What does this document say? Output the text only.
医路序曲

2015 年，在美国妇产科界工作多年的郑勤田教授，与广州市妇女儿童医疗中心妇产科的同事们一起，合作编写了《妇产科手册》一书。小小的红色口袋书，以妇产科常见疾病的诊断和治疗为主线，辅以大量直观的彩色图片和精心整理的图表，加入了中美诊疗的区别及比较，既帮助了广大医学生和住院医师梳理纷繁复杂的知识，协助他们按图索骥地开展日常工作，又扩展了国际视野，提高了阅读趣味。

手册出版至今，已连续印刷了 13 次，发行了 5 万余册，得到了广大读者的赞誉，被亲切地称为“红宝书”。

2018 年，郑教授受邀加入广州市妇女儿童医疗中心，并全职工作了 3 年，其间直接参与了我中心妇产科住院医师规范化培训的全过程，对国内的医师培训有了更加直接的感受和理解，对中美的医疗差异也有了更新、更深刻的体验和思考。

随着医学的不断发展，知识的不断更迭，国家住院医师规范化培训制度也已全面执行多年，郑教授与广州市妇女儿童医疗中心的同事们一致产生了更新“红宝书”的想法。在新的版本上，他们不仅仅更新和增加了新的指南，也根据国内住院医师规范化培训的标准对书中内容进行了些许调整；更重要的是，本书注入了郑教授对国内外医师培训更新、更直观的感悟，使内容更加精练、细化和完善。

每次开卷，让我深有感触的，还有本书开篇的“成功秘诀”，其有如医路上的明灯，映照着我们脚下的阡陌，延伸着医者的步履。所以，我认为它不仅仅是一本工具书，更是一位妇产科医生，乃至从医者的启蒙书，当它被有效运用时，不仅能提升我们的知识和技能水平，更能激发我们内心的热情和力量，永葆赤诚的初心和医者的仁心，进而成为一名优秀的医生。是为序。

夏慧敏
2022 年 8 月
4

### [What is expected]
Print the material above once more, exactly.

### [Correct output]
What does this document say? Output the text only.
医路序曲

2015 年，在美国妇产科界工作多年的郑勤田教授，与广州市妇女儿童医疗中心妇产科的同事们一起，合作编写了《妇产科手册》一书。小小的红色口袋书，以妇产科常见疾病的诊断和治疗为主线，辅以大量直观的彩色图片和精心整理的图表，加入了中美诊疗的区别及比较，既帮助了广大医学生和住院医师梳理纷繁复杂的知识，协助他们按图索骥地开展日常工作，又扩展了国际视野，提高了阅读趣味。

手册出版至今，已连续印刷了 13 次，发行了 5 万余册，得到了广大读者的赞誉，被亲切地称为“红宝书”。

2018 年，郑教授受邀加入广州市妇女儿童医疗中心，并全职工作了 3 年，其间直接参与了我中心妇产科住院医师规范化培训的全过程，对国内的医师培训有了更加直接的感受和理解，对中美的医疗差异也有了更新、更深刻的体验和思考。

随着医学的不断发展，知识的不断更迭，国家住院医师规范化培训制度也已全面执行多年，郑教授与广州市妇女儿童医疗中心的同事们一致产生了更新“红宝书”的想法。在新的版本上，他们不仅仅更新和增加了新的指南，也根据国内住院医师规范化培训的标准对书中内容进行了些许调整；更重要的是，本书注入了郑教授对国内外医师培训更新、更直观的感悟，使内容更加精练、细化和完善。

每次开卷，让我深有感触的，还有本书开篇的“成功秘诀”，其有如医路上的明灯，映照着我们脚下的阡陌，延伸着医者的步履。所以，我认为它不仅仅是一本工具书，更是一位妇产科医生，乃至从医者的启蒙书，当它被有效运用时，不仅能提升我们的知识和技能水平，更能激发我们内心的热情和力量，永葆赤诚的初心和医者的仁心，进而成为一名优秀的医生。是为序。

夏慧敏
2022 年 8 月
4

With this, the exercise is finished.